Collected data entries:
((

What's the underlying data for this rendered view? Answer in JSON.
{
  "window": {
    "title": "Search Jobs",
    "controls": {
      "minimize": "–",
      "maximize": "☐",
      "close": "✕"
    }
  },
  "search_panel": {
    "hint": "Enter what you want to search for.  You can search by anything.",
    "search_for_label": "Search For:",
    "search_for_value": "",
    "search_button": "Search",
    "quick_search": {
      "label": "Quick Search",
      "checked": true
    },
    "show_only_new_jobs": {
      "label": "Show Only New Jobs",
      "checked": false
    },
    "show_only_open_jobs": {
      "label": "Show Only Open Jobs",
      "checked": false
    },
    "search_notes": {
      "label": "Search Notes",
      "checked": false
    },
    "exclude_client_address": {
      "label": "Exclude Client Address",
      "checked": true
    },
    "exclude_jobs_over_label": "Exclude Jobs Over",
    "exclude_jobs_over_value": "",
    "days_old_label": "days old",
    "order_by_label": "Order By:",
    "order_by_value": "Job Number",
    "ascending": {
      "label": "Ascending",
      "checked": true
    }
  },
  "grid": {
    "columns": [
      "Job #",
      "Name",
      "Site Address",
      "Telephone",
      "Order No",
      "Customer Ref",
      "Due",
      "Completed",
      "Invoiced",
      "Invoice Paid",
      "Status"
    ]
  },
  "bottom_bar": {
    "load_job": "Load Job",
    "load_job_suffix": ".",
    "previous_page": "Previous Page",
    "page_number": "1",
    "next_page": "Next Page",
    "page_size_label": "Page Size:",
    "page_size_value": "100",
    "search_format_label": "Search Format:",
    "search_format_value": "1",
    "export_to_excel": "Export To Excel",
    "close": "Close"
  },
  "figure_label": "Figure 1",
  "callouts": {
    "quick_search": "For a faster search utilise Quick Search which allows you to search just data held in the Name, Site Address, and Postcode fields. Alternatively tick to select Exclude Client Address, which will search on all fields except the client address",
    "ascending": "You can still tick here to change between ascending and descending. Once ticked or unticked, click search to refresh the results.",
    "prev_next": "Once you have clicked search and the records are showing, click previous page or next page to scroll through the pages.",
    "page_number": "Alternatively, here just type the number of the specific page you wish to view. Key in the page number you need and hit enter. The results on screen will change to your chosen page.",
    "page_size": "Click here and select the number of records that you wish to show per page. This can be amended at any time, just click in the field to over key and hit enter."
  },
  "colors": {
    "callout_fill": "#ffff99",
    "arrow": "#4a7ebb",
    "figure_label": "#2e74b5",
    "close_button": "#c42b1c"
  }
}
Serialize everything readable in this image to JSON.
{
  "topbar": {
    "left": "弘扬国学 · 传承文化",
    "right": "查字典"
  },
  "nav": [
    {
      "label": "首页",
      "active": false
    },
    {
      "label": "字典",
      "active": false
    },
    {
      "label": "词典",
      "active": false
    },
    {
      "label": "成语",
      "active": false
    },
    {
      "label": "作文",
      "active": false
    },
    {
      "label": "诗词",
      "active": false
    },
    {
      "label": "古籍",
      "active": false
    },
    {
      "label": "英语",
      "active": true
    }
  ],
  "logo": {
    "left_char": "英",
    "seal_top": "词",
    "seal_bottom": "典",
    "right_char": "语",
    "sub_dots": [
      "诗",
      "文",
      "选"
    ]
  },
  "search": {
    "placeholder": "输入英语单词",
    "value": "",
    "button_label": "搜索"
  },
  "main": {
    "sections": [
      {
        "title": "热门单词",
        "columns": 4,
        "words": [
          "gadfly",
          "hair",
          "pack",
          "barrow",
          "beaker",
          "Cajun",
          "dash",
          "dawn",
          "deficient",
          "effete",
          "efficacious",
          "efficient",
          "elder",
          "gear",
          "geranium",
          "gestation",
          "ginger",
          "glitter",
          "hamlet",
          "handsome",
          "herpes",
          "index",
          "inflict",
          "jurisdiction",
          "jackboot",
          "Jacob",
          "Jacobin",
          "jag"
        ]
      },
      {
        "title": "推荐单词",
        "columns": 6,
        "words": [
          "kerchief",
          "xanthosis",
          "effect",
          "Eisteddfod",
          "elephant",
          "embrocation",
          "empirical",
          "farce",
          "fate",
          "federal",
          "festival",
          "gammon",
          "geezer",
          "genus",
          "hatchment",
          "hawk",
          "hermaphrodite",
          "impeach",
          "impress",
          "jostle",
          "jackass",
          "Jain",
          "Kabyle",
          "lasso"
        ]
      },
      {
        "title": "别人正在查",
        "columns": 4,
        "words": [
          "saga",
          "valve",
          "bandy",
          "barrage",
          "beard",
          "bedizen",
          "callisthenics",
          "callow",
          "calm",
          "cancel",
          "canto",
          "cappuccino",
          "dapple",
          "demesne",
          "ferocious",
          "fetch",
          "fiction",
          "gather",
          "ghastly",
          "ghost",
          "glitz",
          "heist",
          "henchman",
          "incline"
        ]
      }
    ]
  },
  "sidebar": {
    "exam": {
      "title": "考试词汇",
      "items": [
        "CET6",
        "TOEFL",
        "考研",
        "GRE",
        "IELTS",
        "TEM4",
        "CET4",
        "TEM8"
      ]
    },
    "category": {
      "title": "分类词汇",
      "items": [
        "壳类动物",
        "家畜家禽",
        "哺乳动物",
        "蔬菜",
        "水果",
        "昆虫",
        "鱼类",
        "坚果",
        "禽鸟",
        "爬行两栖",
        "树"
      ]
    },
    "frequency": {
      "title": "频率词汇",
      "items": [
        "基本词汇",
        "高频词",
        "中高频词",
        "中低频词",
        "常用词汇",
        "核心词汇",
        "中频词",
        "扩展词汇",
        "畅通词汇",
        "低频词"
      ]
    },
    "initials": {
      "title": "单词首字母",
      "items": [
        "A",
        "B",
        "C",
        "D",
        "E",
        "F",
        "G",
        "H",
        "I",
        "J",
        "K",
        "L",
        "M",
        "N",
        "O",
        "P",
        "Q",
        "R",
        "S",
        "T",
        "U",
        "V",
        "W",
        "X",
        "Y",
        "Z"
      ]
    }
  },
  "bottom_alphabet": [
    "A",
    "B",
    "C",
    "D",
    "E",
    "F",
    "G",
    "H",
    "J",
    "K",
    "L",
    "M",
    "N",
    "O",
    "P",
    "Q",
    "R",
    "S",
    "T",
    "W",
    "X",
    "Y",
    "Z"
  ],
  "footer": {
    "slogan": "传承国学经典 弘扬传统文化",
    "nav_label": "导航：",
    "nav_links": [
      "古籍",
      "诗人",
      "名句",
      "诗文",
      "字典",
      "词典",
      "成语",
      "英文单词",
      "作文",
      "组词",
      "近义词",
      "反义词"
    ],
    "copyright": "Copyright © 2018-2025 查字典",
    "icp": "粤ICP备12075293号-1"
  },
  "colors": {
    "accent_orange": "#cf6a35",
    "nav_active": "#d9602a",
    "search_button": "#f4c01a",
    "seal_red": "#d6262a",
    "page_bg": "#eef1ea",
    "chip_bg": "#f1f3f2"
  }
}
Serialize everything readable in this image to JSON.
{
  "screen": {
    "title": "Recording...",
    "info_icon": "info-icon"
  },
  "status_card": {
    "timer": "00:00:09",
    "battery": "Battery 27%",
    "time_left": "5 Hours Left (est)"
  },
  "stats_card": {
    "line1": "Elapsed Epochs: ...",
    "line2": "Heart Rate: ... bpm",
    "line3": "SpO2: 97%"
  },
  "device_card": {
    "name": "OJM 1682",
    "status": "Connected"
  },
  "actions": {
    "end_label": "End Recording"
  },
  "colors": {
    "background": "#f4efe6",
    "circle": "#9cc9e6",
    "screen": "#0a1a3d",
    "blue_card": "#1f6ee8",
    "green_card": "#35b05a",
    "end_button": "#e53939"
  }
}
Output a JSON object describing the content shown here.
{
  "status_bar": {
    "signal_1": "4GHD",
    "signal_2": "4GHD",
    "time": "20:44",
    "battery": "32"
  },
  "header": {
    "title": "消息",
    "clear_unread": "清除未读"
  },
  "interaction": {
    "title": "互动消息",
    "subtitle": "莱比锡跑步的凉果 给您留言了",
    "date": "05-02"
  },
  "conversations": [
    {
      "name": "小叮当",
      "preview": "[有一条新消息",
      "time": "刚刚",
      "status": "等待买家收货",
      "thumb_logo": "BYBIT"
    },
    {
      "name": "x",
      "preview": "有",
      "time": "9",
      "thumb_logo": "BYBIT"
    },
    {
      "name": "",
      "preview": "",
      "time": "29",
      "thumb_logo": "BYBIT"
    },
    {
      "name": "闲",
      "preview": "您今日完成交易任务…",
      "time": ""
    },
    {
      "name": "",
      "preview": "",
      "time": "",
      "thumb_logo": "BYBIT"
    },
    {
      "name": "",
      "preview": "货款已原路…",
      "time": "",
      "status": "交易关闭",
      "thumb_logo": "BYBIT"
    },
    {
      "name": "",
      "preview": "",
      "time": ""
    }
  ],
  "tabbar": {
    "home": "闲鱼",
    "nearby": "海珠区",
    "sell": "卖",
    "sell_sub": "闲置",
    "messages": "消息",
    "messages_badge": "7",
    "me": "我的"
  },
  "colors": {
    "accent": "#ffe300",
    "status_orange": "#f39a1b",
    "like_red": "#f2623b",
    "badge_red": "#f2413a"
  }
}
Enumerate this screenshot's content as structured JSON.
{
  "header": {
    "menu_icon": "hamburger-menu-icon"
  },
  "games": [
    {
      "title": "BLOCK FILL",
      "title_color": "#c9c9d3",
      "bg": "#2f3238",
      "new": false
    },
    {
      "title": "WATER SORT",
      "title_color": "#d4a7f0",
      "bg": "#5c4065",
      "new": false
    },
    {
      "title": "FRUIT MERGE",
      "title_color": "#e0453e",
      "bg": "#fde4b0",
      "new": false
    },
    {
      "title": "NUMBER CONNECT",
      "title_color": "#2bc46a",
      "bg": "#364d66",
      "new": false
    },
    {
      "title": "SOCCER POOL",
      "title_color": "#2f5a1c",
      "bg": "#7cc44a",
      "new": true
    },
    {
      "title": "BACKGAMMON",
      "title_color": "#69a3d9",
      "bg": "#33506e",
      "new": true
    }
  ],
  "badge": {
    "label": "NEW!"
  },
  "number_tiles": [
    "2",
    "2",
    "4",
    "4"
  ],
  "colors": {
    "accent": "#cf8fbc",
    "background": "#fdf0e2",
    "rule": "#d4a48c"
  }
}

))

_Given request_
Count how many lines above carry the word "Once". Only the number is required.

_Exercise output_
2